_Exercise inputs_

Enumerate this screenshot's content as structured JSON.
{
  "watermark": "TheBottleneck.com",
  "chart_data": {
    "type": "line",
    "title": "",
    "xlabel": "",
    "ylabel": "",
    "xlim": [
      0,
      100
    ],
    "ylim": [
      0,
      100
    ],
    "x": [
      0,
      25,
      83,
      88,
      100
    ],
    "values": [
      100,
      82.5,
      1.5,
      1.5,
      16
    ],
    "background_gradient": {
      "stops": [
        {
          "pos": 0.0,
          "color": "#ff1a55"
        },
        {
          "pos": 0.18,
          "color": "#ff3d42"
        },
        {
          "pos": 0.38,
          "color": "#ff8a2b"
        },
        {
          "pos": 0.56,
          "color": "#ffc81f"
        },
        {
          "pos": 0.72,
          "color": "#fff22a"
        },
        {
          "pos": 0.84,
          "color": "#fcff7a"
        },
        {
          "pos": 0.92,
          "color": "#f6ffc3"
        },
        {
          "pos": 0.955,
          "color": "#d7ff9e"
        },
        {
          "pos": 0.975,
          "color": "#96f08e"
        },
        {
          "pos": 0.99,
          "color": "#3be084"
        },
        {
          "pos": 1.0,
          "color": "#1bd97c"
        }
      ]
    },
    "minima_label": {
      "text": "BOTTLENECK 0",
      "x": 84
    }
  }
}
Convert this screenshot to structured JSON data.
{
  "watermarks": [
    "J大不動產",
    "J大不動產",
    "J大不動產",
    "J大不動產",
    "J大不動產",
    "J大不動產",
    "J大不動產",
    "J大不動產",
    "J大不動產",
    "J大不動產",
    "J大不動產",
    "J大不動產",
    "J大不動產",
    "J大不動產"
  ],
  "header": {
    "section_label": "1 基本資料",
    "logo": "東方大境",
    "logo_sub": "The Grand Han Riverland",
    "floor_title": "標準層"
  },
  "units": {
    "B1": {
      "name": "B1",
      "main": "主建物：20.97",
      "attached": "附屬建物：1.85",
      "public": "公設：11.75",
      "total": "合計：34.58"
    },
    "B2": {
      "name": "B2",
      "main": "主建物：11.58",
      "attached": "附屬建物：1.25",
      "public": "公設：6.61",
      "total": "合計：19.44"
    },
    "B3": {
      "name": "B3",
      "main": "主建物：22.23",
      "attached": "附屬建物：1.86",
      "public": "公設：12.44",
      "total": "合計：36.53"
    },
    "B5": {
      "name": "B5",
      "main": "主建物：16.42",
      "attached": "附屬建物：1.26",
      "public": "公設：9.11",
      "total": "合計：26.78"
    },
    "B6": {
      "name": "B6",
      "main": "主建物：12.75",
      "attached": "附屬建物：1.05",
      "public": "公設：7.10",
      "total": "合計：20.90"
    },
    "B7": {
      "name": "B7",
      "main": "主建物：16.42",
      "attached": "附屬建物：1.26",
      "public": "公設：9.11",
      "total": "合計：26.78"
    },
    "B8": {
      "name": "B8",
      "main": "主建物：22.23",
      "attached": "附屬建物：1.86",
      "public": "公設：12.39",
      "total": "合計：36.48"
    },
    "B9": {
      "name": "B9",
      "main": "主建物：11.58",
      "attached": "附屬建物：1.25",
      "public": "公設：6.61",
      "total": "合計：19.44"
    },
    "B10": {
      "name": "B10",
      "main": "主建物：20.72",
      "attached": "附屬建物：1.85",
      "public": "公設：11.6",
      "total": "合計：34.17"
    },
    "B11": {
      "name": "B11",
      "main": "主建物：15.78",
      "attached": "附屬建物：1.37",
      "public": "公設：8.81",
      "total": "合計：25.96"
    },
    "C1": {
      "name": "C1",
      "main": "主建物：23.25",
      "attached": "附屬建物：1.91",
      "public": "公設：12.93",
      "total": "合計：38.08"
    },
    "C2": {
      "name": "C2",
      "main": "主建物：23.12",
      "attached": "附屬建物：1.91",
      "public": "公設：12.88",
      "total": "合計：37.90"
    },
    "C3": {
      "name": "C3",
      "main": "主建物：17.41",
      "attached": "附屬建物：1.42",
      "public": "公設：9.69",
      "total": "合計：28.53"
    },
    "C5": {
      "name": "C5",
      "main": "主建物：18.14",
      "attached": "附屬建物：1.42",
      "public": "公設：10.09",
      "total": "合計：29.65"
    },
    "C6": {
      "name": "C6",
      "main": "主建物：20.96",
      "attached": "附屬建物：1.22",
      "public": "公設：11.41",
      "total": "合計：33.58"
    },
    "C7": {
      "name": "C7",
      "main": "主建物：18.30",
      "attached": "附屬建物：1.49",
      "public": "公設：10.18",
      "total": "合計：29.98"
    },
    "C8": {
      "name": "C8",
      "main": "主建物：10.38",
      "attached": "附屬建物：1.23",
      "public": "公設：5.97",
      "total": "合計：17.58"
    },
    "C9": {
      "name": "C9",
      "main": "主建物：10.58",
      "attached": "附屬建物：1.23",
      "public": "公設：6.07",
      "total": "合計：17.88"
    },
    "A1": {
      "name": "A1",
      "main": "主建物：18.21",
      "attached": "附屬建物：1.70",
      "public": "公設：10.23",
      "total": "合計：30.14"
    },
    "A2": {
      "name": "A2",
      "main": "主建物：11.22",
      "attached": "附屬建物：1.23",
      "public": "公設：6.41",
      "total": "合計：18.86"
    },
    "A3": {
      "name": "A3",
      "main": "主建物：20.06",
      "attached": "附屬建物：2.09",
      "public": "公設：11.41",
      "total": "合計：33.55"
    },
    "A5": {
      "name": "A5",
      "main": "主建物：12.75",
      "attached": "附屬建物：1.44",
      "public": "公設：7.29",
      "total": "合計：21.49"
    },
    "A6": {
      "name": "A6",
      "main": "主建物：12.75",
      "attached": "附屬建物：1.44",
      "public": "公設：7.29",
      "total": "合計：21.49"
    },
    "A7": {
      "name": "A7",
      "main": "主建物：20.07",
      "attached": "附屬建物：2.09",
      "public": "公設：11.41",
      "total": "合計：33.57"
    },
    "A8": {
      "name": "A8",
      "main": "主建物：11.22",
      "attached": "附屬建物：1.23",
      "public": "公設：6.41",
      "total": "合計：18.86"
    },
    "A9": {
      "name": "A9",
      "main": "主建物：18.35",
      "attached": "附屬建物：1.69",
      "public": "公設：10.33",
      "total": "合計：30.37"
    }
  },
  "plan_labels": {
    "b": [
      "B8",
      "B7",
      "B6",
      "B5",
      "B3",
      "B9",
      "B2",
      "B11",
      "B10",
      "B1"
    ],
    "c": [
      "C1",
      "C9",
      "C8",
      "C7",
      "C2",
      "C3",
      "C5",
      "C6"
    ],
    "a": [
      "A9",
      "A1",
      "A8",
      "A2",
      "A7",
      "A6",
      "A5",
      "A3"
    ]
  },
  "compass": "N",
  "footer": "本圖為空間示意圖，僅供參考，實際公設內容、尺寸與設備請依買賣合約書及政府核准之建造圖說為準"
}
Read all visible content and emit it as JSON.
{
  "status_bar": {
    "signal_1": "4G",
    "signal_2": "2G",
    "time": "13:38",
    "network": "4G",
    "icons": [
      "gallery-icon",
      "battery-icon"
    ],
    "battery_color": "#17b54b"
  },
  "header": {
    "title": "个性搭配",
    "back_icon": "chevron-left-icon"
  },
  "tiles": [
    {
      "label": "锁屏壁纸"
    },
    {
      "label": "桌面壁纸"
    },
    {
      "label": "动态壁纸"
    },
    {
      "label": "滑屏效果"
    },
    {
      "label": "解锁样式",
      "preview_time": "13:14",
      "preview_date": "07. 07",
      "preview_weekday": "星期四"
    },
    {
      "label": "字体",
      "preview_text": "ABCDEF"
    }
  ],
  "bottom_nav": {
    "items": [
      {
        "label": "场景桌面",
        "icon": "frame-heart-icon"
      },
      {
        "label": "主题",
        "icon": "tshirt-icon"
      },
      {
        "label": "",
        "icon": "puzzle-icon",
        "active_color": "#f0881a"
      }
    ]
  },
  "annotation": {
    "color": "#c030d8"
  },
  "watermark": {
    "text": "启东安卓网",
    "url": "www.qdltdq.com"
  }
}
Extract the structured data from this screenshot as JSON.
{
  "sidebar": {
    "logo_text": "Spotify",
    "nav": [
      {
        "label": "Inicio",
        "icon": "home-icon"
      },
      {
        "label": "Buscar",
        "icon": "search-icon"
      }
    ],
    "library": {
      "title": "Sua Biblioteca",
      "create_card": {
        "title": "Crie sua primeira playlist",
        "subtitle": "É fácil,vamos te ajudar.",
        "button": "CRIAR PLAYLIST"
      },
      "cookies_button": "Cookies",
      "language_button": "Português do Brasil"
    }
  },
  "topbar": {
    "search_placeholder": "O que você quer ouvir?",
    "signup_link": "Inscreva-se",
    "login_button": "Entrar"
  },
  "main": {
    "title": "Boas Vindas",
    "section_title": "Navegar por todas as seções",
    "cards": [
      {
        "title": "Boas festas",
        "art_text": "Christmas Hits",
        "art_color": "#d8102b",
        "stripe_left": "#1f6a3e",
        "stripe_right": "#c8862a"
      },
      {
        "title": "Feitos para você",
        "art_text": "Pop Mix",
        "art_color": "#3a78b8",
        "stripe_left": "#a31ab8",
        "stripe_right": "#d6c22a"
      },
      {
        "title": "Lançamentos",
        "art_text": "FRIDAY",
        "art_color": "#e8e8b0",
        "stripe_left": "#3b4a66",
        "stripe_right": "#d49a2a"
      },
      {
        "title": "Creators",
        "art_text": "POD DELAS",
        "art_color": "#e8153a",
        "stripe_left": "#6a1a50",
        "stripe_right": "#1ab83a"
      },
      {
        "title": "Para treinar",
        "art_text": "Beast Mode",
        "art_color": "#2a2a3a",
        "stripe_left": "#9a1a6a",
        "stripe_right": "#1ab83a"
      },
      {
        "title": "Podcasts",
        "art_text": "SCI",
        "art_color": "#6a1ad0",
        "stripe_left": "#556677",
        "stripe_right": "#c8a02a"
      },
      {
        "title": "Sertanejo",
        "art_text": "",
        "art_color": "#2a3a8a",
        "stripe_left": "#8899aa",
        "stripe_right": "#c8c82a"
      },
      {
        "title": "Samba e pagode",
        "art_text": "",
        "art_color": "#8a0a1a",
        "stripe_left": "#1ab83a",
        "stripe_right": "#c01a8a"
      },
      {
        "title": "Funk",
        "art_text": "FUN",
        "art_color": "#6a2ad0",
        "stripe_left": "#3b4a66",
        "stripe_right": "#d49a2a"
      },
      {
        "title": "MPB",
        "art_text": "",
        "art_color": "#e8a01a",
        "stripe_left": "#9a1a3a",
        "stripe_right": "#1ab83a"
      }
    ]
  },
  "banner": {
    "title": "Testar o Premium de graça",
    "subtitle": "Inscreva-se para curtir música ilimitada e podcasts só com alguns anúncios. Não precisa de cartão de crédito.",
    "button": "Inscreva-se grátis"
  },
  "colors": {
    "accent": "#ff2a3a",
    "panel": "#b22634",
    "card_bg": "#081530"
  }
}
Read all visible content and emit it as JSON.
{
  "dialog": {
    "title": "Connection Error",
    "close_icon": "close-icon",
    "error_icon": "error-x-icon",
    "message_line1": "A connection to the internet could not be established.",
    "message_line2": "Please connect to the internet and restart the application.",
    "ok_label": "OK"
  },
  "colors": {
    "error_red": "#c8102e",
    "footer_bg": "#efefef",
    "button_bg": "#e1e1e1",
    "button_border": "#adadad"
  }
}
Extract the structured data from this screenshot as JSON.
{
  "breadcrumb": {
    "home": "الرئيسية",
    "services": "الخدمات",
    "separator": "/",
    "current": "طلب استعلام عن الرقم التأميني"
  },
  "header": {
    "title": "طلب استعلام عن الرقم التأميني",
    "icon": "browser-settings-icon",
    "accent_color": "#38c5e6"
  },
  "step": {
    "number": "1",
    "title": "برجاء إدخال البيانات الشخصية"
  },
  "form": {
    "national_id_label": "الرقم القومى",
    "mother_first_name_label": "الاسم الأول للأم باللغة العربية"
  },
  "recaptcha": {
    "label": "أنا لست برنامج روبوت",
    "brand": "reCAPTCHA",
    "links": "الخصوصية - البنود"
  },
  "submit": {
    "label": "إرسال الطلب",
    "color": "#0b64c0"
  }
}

_Exercise prompt_
Pull out each line holding the string "استعلام".

_Response_
    "current": "طلب استعلام عن الرقم التأميني"
    "title": "طلب استعلام عن الرقم التأميني",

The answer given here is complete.